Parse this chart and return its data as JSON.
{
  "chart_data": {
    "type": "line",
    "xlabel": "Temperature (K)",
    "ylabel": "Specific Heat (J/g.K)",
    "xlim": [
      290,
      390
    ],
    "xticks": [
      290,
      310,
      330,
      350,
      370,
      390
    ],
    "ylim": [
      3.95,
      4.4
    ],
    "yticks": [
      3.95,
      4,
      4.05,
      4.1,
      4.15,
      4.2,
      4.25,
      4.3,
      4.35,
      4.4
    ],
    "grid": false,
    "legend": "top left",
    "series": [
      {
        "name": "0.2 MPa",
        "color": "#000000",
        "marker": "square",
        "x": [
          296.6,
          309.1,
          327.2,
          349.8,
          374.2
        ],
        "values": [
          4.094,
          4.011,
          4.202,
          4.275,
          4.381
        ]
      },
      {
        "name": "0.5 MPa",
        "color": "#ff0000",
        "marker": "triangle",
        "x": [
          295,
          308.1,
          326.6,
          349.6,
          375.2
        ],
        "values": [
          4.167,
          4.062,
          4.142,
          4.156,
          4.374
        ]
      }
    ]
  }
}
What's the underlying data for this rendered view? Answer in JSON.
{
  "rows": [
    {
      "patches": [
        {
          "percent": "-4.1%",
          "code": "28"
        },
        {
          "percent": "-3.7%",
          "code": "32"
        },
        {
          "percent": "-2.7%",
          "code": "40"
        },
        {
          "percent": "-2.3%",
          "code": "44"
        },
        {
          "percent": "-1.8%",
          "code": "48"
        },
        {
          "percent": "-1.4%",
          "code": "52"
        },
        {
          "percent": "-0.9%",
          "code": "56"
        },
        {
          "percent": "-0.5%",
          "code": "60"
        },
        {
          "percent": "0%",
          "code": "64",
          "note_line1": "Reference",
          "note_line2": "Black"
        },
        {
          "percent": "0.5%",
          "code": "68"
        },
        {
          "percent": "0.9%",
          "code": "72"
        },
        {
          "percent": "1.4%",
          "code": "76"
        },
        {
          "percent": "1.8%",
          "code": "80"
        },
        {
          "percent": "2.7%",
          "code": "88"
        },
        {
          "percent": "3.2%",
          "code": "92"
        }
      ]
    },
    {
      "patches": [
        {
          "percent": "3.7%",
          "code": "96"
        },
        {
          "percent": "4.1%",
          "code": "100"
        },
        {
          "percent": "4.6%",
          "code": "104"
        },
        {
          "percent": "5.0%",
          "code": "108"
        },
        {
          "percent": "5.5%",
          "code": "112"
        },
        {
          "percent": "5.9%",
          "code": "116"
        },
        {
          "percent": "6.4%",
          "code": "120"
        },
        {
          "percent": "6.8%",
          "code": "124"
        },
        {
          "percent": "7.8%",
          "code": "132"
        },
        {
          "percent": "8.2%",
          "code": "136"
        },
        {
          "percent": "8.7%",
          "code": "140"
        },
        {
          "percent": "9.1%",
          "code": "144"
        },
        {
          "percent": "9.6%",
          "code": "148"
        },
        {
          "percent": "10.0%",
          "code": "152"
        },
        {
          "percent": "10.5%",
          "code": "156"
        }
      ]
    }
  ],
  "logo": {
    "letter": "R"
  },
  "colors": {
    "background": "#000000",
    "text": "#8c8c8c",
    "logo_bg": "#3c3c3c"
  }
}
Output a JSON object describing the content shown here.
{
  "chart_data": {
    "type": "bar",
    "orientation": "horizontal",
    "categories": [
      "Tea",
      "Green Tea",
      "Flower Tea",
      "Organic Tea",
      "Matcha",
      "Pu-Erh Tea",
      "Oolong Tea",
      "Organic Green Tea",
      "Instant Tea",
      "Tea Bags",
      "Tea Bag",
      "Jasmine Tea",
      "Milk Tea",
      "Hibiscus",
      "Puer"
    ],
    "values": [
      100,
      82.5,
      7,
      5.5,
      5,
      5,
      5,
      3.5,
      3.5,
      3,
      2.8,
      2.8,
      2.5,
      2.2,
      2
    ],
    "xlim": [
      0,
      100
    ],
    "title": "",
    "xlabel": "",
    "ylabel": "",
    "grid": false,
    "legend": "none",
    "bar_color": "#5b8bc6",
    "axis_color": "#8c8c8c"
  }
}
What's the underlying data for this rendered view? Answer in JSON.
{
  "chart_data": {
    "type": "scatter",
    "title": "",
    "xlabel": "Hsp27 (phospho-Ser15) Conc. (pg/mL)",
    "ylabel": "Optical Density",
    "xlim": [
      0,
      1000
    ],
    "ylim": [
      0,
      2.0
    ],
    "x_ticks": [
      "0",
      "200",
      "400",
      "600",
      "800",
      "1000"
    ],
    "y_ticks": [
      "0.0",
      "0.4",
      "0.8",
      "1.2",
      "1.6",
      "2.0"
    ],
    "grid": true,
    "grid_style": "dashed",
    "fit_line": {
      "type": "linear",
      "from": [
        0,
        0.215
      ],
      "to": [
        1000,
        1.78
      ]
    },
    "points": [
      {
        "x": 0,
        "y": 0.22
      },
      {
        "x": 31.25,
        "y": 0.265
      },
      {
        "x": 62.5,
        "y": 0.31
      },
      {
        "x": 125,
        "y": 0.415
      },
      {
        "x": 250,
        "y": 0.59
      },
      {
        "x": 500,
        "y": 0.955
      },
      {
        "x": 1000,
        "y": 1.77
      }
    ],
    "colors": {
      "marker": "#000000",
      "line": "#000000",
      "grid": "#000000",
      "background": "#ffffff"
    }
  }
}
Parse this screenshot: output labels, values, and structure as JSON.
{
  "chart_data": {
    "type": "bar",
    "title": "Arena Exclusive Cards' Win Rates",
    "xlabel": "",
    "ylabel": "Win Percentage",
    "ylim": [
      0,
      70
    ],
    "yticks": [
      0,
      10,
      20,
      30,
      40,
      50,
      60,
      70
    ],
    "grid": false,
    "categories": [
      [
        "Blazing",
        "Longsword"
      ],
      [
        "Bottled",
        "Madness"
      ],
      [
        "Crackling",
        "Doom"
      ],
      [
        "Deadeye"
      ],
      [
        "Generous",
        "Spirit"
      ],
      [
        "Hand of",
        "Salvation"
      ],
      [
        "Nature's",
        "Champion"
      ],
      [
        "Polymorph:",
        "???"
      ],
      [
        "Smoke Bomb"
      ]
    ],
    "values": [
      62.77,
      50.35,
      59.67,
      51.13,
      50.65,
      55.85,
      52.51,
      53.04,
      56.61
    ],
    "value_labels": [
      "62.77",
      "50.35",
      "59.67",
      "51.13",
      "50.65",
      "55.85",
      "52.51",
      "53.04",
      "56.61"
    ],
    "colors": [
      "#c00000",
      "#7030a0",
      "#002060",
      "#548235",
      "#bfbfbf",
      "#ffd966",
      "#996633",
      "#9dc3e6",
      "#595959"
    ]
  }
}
+ + + + +
DIRECTIVE »
Return each line of the records above exactly as it reads.

RESULT »
Parse this chart and return its data as JSON.
{
  "chart_data": {
    "type": "line",
    "xlabel": "Temperature (K)",
    "ylabel": "Specific Heat (J/g.K)",
    "xlim": [
      290,
      390
    ],
    "xticks": [
      290,
      310,
      330,
      350,
      370,
      390
    ],
    "ylim": [
      3.95,
      4.4
    ],
    "yticks": [
      3.95,
      4,
      4.05,
      4.1,
      4.15,
      4.2,
      4.25,
      4.3,
      4.35,
      4.4
    ],
    "grid": false,
    "legend": "top left",
    "series": [
      {
        "name": "0.2 MPa",
        "color": "#000000",
        "marker": "square",
        "x": [
          296.6,
          309.1,
          327.2,
          349.8,
          374.2
        ],
        "values": [
          4.094,
          4.011,
          4.202,
          4.275,
          4.381
        ]
      },
      {
        "name": "0.5 MPa",
        "color": "#ff0000",
        "marker": "triangle",
        "x": [
          295,
          308.1,
          326.6,
          349.6,
          375.2
        ],
        "values": [
          4.167,
          4.062,
          4.142,
          4.156,
          4.374
        ]
      }
    ]
  }
}
What's the underlying data for this rendered view? Answer in JSON.
{
  "rows": [
    {
      "patches": [
        {
          "percent": "-4.1%",
          "code": "28"
        },
        {
          "percent": "-3.7%",
          "code": "32"
        },
        {
          "percent": "-2.7%",
          "code": "40"
        },
        {
          "percent": "-2.3%",
          "code": "44"
        },
        {
          "percent": "-1.8%",
          "code": "48"
        },
        {
          "percent": "-1.4%",
          "code": "52"
        },
        {
          "percent": "-0.9%",
          "code": "56"
        },
        {
          "percent": "-0.5%",
          "code": "60"
        },
        {
          "percent": "0%",
          "code": "64",
          "note_line1": "Reference",
          "note_line2": "Black"
        },
        {
          "percent": "0.5%",
          "code": "68"
        },
        {
          "percent": "0.9%",
          "code": "72"
        },
        {
          "percent": "1.4%",
          "code": "76"
        },
        {
          "percent": "1.8%",
          "code": "80"
        },
        {
          "percent": "2.7%",
          "code": "88"
        },
        {
          "percent": "3.2%",
          "code": "92"
        }
      ]
    },
    {
      "patches": [
        {
          "percent": "3.7%",
          "code": "96"
        },
        {
          "percent": "4.1%",
          "code": "100"
        },
        {
          "percent": "4.6%",
          "code": "104"
        },
        {
          "percent": "5.0%",
          "code": "108"
        },
        {
          "percent": "5.5%",
          "code": "112"
        },
        {
          "percent": "5.9%",
          "code": "116"
        },
        {
          "percent": "6.4%",
          "code": "120"
        },
        {
          "percent": "6.8%",
          "code": "124"
        },
        {
          "percent": "7.8%",
          "code": "132"
        },
        {
          "percent": "8.2%",
          "code": "136"
        },
        {
          "percent": "8.7%",
          "code": "140"
        },
        {
          "percent": "9.1%",
          "code": "144"
        },
        {
          "percent": "9.6%",
          "code": "148"
        },
        {
          "percent": "10.0%",
          "code": "152"
        },
        {
          "percent": "10.5%",
          "code": "156"
        }
      ]
    }
  ],
  "logo": {
    "letter": "R"
  },
  "colors": {
    "background": "#000000",
    "text": "#8c8c8c",
    "logo_bg": "#3c3c3c"
  }
}
Output a JSON object describing the content shown here.
{
  "chart_data": {
    "type": "bar",
    "orientation": "horizontal",
    "categories": [
      "Tea",
      "Green Tea",
      "Flower Tea",
      "Organic Tea",
      "Matcha",
      "Pu-Erh Tea",
      "Oolong Tea",
      "Organic Green Tea",
      "Instant Tea",
      "Tea Bags",
      "Tea Bag",
      "Jasmine Tea",
      "Milk Tea",
      "Hibiscus",
      "Puer"
    ],
    "values": [
      100,
      82.5,
      7,
      5.5,
      5,
      5,
      5,
      3.5,
      3.5,
      3,
      2.8,
      2.8,
      2.5,
      2.2,
      2
    ],
    "xlim": [
      0,
      100
    ],
    "title": "",
    "xlabel": "",
    "ylabel": "",
    "grid": false,
    "legend": "none",
    "bar_color": "#5b8bc6",
    "axis_color": "#8c8c8c"
  }
}
What's the underlying data for this rendered view? Answer in JSON.
{
  "chart_data": {
    "type": "scatter",
    "title": "",
    "xlabel": "Hsp27 (phospho-Ser15) Conc. (pg/mL)",
    "ylabel": "Optical Density",
    "xlim": [
      0,
      1000
    ],
    "ylim": [
      0,
      2.0
    ],
    "x_ticks": [
      "0",
      "200",
      "400",
      "600",
      "800",
      "1000"
    ],
    "y_ticks": [
      "0.0",
      "0.4",
      "0.8",
      "1.2",
      "1.6",
      "2.0"
    ],
    "grid": true,
    "grid_style": "dashed",
    "fit_line": {
      "type": "linear",
      "from": [
        0,
        0.215
      ],
      "to": [
        1000,
        1.78
      ]
    },
    "points": [
      {
        "x": 0,
        "y": 0.22
      },
      {
        "x": 31.25,
        "y": 0.265
      },
      {
        "x": 62.5,
        "y": 0.31
      },
      {
        "x": 125,
        "y": 0.415
      },
      {
        "x": 250,
        "y": 0.59
      },
      {
        "x": 500,
        "y": 0.955
      },
      {
        "x": 1000,
        "y": 1.77
      }
    ],
    "colors": {
      "marker": "#000000",
      "line": "#000000",
      "grid": "#000000",
      "background": "#ffffff"
    }
  }
}
Parse this screenshot: output labels, values, and structure as JSON.
{
  "chart_data": {
    "type": "bar",
    "title": "Arena Exclusive Cards' Win Rates",
    "xlabel": "",
    "ylabel": "Win Percentage",
    "ylim": [
      0,
      70
    ],
    "yticks": [
      0,
      10,
      20,
      30,
      40,
      50,
      60,
      70
    ],
    "grid": false,
    "categories": [
      [
        "Blazing",
        "Longsword"
      ],
      [
        "Bottled",
        "Madness"
      ],
      [
        "Crackling",
        "Doom"
      ],
      [
        "Deadeye"
      ],
      [
        "Generous",
        "Spirit"
      ],
      [
        "Hand of",
        "Salvation"
      ],
      [
        "Nature's",
        "Champion"
      ],
      [
        "Polymorph:",
        "???"
      ],
      [
        "Smoke Bomb"
      ]
    ],
    "values": [
      62.77,
      50.35,
      59.67,
      51.13,
      50.65,
      55.85,
      52.51,
      53.04,
      56.61
    ],
    "value_labels": [
      "62.77",
      "50.35",
      "59.67",
      "51.13",
      "50.65",
      "55.85",
      "52.51",
      "53.04",
      "56.61"
    ],
    "colors": [
      "#c00000",
      "#7030a0",
      "#002060",
      "#548235",
      "#bfbfbf",
      "#ffd966",
      "#996633",
      "#9dc3e6",
      "#595959"
    ]
  }
}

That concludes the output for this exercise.